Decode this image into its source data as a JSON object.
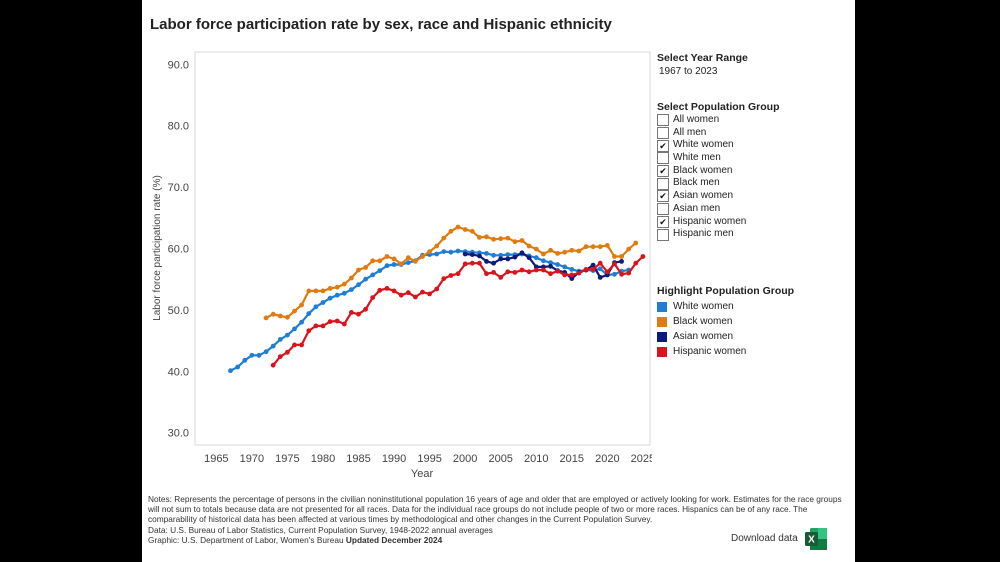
{
  "title": "Labor force participation rate by sex, race and Hispanic ethnicity",
  "controls": {
    "year_range_label": "Select Year Range",
    "year_range_value": "1967 to 2023",
    "population_label": "Select Population Group",
    "population_options": [
      {
        "label": "All women",
        "checked": false,
        "mark": ""
      },
      {
        "label": "All men",
        "checked": false,
        "mark": ""
      },
      {
        "label": "White women",
        "checked": true,
        "mark": "✔"
      },
      {
        "label": "White men",
        "checked": false,
        "mark": ""
      },
      {
        "label": "Black women",
        "checked": true,
        "mark": "✔"
      },
      {
        "label": "Black men",
        "checked": false,
        "mark": ""
      },
      {
        "label": "Asian women",
        "checked": true,
        "mark": "✔"
      },
      {
        "label": "Asian men",
        "checked": false,
        "mark": ""
      },
      {
        "label": "Hispanic women",
        "checked": true,
        "mark": "✔"
      },
      {
        "label": "Hispanic men",
        "checked": false,
        "mark": ""
      }
    ],
    "highlight_label": "Highlight Population Group",
    "highlight_items": [
      {
        "label": "White women",
        "color": "#1f7ed4"
      },
      {
        "label": "Black women",
        "color": "#e07b10"
      },
      {
        "label": "Asian women",
        "color": "#0c1a7a"
      },
      {
        "label": "Hispanic women",
        "color": "#d9141c"
      }
    ]
  },
  "footer": {
    "notes": "Notes: Represents the percentage of persons in the civilian noninstitutional population 16 years of age and older that are employed or actively looking for work. Estimates for the race groups will not sum to totals because data are not presented for all races. Data for the individual race groups do not include people of two or more races. Hispanics can be of any race. The comparability of historical data has been affected at various times by methodological and other changes in the Current Population Survey.",
    "data_source": "Data: U.S. Bureau of Labor Statistics,  Current Population Survey, 1948-2022 annual averages",
    "graphic_prefix": "Graphic: U.S. Department of Labor, Women's Bureau ",
    "updated": "Updated December 2024",
    "download": "Download data",
    "excel_letter": "X"
  },
  "chart_data": {
    "type": "line",
    "title": "Labor force participation rate by sex, race and Hispanic ethnicity",
    "xlabel": "Year",
    "ylabel": "Labor force participation rate (%)",
    "xlim": [
      1962,
      2026
    ],
    "ylim": [
      28,
      92
    ],
    "xticks": [
      1965,
      1970,
      1975,
      1980,
      1985,
      1990,
      1995,
      2000,
      2005,
      2010,
      2015,
      2020,
      2025
    ],
    "yticks": [
      30.0,
      40.0,
      50.0,
      60.0,
      70.0,
      80.0,
      90.0
    ],
    "series": [
      {
        "name": "White women",
        "color": "#1f7ed4",
        "start": 1967,
        "values": [
          40.1,
          40.7,
          41.8,
          42.6,
          42.6,
          43.2,
          44.1,
          45.2,
          45.9,
          46.9,
          48.0,
          49.4,
          50.5,
          51.2,
          51.9,
          52.4,
          52.7,
          53.3,
          54.1,
          55.0,
          55.7,
          56.4,
          57.2,
          57.4,
          57.4,
          57.7,
          58.0,
          58.9,
          59.0,
          59.1,
          59.5,
          59.4,
          59.6,
          59.5,
          59.4,
          59.3,
          59.2,
          58.9,
          58.9,
          59.0,
          59.0,
          59.1,
          58.8,
          58.5,
          58.0,
          57.7,
          57.4,
          57.0,
          56.6,
          56.3,
          56.5,
          56.4,
          56.7,
          55.7,
          55.8,
          56.3,
          56.5
        ]
      },
      {
        "name": "Black women",
        "color": "#e07b10",
        "start": 1972,
        "values": [
          48.7,
          49.3,
          49.0,
          48.8,
          49.8,
          50.8,
          53.1,
          53.1,
          53.1,
          53.5,
          53.7,
          54.2,
          55.2,
          56.5,
          56.9,
          58.0,
          58.0,
          58.7,
          58.3,
          57.5,
          58.5,
          57.9,
          58.7,
          59.5,
          60.4,
          61.7,
          62.8,
          63.5,
          63.1,
          62.8,
          61.8,
          61.9,
          61.5,
          61.6,
          61.7,
          61.1,
          61.3,
          60.4,
          59.9,
          59.1,
          59.7,
          59.2,
          59.4,
          59.7,
          59.6,
          60.3,
          60.3,
          60.3,
          60.5,
          58.7,
          58.7,
          59.9,
          60.9
        ]
      },
      {
        "name": "Asian women",
        "color": "#0c1a7a",
        "start": 2000,
        "values": [
          59.1,
          59.0,
          58.8,
          57.9,
          57.6,
          58.3,
          58.3,
          58.6,
          59.3,
          58.5,
          57.0,
          57.0,
          57.1,
          56.4,
          56.1,
          55.1,
          56.1,
          56.5,
          57.3,
          55.3,
          55.7,
          57.7,
          57.9
        ]
      },
      {
        "name": "Hispanic women",
        "color": "#d9141c",
        "start": 1973,
        "values": [
          41.0,
          42.4,
          43.1,
          44.3,
          44.3,
          46.6,
          47.4,
          47.4,
          48.1,
          48.2,
          47.7,
          49.6,
          49.3,
          50.1,
          52.0,
          53.2,
          53.5,
          53.1,
          52.4,
          52.8,
          52.1,
          52.9,
          52.6,
          53.4,
          55.1,
          55.6,
          55.9,
          57.5,
          57.6,
          57.6,
          55.9,
          56.1,
          55.3,
          56.2,
          56.1,
          56.5,
          56.2,
          56.5,
          56.5,
          55.9,
          56.3,
          55.7,
          55.7,
          56.0,
          56.6,
          56.6,
          57.6,
          56.2,
          57.5,
          55.8,
          56.0,
          57.6,
          58.7
        ]
      }
    ]
  }
}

| Instruction |
In the listing above, locate each line with "title" and copy it.

| Exercise answer |
  "title": "Labor force participation rate by sex, race and Hispanic ethnicity",
    "title": "Labor force participation rate by sex, race and Hispanic ethnicity",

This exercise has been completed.